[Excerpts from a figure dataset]
begin
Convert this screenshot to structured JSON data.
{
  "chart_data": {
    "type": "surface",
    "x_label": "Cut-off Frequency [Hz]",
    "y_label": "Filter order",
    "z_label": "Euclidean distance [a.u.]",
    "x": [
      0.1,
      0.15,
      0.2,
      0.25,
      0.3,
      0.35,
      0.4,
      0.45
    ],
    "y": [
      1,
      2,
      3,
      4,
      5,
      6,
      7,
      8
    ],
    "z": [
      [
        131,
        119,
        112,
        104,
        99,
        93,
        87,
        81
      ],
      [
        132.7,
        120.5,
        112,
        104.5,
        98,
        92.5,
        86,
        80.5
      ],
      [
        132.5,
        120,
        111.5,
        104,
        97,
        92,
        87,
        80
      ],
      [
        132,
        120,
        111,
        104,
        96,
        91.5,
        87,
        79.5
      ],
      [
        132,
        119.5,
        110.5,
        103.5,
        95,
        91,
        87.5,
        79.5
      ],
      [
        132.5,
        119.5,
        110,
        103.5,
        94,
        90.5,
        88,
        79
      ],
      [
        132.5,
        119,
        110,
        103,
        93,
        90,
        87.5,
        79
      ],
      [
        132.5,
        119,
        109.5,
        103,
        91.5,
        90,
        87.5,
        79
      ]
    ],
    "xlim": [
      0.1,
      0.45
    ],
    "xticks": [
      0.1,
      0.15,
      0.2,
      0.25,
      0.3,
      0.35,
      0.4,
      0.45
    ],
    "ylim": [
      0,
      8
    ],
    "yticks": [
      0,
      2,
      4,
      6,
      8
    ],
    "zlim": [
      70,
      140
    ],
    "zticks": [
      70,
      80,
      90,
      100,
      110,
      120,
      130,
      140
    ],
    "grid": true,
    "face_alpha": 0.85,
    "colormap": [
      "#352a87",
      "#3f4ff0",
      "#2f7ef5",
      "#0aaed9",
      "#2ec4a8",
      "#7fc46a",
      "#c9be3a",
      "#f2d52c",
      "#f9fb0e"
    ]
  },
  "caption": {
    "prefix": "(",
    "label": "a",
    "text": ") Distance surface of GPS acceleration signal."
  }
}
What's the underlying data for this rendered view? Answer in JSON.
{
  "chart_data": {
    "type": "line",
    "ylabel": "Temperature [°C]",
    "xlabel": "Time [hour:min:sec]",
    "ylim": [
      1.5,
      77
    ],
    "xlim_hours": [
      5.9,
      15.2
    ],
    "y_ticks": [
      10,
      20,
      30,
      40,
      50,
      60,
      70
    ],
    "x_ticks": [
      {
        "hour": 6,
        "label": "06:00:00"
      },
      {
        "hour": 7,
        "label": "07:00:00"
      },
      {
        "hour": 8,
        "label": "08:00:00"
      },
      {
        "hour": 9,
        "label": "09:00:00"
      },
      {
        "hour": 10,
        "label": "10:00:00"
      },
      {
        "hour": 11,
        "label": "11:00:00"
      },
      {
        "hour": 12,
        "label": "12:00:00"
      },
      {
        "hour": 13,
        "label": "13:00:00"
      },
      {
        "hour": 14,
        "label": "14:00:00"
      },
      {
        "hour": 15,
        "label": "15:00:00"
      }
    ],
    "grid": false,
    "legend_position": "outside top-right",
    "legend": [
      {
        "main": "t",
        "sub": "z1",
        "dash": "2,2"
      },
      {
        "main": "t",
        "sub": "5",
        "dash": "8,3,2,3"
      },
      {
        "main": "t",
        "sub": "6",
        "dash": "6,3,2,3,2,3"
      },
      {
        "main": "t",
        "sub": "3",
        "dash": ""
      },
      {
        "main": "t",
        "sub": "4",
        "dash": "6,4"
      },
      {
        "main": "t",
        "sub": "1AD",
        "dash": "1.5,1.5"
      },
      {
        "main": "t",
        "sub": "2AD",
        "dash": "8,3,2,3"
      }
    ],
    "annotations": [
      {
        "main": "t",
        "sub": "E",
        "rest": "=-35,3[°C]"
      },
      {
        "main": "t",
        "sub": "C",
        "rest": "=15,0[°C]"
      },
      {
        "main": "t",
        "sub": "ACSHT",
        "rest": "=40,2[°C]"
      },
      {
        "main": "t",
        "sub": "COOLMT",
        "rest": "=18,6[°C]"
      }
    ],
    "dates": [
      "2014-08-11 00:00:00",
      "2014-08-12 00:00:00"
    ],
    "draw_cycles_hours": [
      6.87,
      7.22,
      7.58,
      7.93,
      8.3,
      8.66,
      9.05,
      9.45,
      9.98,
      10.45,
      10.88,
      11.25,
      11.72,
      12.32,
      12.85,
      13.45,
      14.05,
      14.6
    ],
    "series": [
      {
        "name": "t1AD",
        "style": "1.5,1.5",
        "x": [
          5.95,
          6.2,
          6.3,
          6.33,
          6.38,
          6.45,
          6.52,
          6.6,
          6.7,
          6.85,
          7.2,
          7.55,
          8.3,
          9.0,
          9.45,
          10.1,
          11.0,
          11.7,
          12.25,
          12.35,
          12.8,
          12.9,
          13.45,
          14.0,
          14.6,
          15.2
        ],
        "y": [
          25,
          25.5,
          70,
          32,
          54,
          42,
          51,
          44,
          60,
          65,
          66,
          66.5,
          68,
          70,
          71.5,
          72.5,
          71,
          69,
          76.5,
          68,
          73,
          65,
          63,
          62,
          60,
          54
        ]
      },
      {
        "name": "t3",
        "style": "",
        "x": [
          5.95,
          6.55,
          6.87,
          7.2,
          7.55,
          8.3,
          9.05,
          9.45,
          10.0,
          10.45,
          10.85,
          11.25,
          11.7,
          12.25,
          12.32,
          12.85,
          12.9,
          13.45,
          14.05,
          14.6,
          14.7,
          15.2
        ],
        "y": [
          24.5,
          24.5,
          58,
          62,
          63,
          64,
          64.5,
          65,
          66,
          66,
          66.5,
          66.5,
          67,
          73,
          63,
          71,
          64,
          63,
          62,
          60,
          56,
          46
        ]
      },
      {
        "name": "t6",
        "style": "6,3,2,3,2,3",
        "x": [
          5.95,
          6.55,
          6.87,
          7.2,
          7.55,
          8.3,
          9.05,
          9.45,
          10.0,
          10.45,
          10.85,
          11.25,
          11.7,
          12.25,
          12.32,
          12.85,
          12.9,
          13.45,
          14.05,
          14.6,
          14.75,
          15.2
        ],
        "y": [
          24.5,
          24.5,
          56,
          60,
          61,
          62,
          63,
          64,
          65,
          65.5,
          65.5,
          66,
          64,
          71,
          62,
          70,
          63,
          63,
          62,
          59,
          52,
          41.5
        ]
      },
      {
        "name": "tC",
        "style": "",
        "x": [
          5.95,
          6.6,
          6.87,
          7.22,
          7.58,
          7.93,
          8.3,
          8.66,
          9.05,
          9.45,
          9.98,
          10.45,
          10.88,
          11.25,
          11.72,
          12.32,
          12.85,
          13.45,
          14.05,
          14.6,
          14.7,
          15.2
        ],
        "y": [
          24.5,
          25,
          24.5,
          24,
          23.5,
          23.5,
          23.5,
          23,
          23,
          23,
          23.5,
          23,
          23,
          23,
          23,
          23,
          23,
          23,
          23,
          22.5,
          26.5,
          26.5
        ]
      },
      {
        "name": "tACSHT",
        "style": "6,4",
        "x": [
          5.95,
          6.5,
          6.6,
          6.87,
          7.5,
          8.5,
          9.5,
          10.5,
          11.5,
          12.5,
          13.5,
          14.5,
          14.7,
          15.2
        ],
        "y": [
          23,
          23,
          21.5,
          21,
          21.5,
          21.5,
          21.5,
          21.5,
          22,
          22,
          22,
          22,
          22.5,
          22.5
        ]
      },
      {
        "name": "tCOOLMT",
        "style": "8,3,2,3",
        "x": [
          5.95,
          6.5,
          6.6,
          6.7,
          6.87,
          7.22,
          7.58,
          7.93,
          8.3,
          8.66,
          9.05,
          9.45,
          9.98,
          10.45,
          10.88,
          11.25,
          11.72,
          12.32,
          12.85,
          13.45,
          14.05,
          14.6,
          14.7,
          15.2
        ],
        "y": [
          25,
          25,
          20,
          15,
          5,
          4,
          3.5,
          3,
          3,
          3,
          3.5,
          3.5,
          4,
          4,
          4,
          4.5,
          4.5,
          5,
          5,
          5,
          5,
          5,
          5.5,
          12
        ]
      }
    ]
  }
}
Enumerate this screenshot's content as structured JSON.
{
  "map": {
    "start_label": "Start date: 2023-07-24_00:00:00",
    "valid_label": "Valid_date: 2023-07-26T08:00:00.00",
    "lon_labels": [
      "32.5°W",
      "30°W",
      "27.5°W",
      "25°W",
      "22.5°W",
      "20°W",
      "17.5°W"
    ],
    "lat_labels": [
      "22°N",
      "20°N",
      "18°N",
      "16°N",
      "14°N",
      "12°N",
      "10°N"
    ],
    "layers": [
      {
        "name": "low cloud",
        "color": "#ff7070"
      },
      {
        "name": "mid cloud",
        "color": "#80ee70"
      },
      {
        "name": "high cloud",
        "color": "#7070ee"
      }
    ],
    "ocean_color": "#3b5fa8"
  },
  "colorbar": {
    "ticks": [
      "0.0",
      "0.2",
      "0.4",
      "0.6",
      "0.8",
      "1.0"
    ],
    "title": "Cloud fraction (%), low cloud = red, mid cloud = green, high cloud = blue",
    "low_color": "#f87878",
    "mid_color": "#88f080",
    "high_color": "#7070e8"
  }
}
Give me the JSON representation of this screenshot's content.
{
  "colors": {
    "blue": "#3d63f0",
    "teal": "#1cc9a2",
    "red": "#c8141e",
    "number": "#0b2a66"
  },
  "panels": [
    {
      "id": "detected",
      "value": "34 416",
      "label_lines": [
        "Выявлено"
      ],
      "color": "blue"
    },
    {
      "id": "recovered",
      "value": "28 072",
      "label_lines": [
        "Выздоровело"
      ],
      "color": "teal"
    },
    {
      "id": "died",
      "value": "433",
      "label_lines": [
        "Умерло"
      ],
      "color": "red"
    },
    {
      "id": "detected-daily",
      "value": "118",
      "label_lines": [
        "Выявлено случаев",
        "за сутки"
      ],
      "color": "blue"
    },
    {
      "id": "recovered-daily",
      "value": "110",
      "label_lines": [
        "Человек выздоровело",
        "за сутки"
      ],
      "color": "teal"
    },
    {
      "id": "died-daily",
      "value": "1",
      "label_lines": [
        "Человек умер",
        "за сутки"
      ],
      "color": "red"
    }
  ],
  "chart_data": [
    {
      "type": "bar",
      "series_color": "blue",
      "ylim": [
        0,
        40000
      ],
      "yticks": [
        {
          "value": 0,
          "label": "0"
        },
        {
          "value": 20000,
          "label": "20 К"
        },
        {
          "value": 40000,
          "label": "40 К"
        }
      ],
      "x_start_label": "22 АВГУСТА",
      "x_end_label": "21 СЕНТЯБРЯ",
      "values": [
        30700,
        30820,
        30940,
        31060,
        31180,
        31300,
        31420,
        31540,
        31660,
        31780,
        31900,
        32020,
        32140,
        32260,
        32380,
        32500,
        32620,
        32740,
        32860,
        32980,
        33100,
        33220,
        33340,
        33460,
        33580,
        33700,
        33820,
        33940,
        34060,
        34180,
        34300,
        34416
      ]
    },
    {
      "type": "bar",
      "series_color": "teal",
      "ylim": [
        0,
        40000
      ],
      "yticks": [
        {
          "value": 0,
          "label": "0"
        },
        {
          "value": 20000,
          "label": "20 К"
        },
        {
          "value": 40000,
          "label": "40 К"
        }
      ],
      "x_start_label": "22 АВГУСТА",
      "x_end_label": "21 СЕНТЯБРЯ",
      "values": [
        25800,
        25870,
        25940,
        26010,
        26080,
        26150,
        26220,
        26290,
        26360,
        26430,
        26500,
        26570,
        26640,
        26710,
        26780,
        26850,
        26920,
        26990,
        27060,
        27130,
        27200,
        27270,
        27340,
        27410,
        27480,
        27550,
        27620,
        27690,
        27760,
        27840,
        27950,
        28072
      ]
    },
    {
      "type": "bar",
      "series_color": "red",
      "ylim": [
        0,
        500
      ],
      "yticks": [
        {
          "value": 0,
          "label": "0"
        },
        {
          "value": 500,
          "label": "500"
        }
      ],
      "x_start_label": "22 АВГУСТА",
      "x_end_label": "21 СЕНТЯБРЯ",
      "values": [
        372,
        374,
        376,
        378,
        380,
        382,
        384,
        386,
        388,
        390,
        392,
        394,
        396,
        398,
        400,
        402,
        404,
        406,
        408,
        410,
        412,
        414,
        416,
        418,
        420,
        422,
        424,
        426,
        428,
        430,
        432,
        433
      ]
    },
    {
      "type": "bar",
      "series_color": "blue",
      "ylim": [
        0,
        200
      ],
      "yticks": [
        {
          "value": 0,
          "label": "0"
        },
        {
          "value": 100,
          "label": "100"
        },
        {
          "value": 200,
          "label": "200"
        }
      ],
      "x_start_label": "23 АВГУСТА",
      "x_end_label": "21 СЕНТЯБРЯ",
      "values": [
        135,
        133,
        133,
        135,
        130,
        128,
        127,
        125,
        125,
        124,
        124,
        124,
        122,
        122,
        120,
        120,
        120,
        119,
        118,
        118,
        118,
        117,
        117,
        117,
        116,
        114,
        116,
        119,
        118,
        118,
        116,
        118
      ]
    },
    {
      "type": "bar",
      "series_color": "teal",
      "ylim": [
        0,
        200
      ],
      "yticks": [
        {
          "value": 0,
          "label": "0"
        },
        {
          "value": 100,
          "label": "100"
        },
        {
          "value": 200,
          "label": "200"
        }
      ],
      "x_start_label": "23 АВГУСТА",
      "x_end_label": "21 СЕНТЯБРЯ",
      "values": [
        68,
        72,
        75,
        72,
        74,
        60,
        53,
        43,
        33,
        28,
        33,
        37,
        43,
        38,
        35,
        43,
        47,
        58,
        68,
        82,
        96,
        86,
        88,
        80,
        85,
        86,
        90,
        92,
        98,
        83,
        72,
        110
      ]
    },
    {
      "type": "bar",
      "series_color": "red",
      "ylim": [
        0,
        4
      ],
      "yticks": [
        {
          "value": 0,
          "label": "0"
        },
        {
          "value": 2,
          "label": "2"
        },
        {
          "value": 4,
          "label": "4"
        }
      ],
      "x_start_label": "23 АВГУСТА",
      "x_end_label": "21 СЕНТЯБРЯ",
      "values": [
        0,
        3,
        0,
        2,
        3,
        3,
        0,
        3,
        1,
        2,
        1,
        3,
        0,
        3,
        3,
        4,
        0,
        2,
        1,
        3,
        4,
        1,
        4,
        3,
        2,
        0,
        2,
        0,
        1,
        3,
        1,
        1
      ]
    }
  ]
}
end
**EXERCISE:** Copy each line of the listing that contains the string "rest".

**RESULT OF THIS TASK:**
        "rest": "=-35,3[°C]"
        "rest": "=15,0[°C]"
        "rest": "=40,2[°C]"
        "rest": "=18,6[°C]"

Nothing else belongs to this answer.